--- Start LISTED RECORDS ---

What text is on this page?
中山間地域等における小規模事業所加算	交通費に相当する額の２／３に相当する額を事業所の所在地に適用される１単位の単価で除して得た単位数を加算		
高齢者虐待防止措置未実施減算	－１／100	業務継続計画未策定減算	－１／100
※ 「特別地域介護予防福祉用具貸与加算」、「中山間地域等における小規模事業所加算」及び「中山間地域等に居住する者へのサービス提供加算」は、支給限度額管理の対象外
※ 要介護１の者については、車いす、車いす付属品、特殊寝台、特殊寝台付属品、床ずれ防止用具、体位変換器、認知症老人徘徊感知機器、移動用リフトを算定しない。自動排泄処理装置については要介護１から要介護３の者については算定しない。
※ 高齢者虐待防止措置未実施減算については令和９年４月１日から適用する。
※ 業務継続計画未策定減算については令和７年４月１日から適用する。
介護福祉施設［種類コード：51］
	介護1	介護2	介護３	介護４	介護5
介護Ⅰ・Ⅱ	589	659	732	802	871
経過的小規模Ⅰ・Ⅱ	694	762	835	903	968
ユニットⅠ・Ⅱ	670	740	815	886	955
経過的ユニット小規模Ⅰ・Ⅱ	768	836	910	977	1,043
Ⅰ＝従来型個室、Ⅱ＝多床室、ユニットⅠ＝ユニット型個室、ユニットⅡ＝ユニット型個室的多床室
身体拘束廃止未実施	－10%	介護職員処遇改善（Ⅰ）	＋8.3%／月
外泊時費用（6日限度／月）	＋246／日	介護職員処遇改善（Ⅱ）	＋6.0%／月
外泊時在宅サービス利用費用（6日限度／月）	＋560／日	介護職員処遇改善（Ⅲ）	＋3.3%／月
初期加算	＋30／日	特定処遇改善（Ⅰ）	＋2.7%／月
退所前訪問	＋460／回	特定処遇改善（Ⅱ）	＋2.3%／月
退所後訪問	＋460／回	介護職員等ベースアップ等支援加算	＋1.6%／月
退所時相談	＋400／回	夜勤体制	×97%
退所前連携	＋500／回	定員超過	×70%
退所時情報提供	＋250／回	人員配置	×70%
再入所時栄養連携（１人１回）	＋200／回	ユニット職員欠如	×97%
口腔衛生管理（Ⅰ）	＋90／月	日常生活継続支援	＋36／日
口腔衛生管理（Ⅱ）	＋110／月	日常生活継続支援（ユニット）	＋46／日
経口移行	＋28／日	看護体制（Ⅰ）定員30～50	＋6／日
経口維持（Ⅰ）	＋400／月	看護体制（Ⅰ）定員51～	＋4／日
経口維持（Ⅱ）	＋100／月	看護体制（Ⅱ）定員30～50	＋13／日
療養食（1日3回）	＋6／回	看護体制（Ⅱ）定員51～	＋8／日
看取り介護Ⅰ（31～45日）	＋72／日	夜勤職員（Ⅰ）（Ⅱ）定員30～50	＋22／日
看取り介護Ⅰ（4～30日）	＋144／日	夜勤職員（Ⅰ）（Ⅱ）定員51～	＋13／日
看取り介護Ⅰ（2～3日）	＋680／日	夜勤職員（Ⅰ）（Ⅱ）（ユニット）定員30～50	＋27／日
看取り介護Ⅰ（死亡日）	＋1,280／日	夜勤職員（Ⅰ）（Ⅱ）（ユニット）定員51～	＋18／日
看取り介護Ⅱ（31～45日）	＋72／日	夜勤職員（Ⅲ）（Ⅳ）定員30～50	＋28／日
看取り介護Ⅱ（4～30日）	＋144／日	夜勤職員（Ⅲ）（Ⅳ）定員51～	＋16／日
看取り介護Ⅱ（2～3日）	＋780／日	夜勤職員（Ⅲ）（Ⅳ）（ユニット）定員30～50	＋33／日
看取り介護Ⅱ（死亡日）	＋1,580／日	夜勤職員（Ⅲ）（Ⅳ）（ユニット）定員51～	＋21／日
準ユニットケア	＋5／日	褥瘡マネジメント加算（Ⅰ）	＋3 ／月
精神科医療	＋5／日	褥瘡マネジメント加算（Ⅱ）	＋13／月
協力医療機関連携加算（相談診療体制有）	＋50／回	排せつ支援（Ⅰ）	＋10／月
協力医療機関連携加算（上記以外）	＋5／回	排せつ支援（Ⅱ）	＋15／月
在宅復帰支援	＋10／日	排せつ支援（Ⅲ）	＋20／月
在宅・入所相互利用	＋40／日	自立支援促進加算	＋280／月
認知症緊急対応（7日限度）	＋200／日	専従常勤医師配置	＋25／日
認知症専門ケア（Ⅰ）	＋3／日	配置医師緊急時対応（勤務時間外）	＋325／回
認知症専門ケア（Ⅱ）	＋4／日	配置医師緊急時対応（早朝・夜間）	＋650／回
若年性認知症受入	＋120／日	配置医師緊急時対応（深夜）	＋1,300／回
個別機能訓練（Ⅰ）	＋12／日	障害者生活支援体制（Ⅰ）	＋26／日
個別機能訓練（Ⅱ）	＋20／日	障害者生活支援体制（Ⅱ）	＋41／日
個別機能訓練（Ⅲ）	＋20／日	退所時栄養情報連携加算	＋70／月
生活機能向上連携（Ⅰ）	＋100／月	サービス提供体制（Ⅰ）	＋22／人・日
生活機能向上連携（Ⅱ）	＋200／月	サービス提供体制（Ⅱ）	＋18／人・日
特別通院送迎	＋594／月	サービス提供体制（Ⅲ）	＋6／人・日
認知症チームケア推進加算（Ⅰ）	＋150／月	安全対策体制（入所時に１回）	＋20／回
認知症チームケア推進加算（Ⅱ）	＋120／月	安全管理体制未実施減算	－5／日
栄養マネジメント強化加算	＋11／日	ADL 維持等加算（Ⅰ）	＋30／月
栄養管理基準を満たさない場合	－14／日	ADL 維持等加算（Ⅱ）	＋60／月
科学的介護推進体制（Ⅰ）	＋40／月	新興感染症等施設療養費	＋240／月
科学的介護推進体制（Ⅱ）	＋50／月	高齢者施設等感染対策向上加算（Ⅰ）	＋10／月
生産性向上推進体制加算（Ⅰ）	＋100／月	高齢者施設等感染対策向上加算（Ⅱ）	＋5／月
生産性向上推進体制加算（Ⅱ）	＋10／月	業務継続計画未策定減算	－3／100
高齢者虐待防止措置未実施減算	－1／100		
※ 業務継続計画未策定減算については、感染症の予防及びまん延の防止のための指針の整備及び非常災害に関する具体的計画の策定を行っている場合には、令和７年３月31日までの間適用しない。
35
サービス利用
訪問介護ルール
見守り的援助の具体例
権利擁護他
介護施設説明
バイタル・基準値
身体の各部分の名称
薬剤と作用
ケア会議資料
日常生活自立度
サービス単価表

--- End LISTED RECORDS ---

- _WORK INSTRUCTIONS_: Using the listing above, locate the lines that hold "看取り介護Ⅰ" and copy each one.

- _TASK ANSWER_:
看取り介護Ⅰ（31～45日）	＋72／日	夜勤職員（Ⅰ）（Ⅱ）定員30～50	＋22／日
看取り介護Ⅰ（4～30日）	＋144／日	夜勤職員（Ⅰ）（Ⅱ）定員51～	＋13／日
看取り介護Ⅰ（2～3日）	＋680／日	夜勤職員（Ⅰ）（Ⅱ）（ユニット）定員30～50	＋27／日
看取り介護Ⅰ（死亡日）	＋1,280／日	夜勤職員（Ⅰ）（Ⅱ）（ユニット）定員51～	＋18／日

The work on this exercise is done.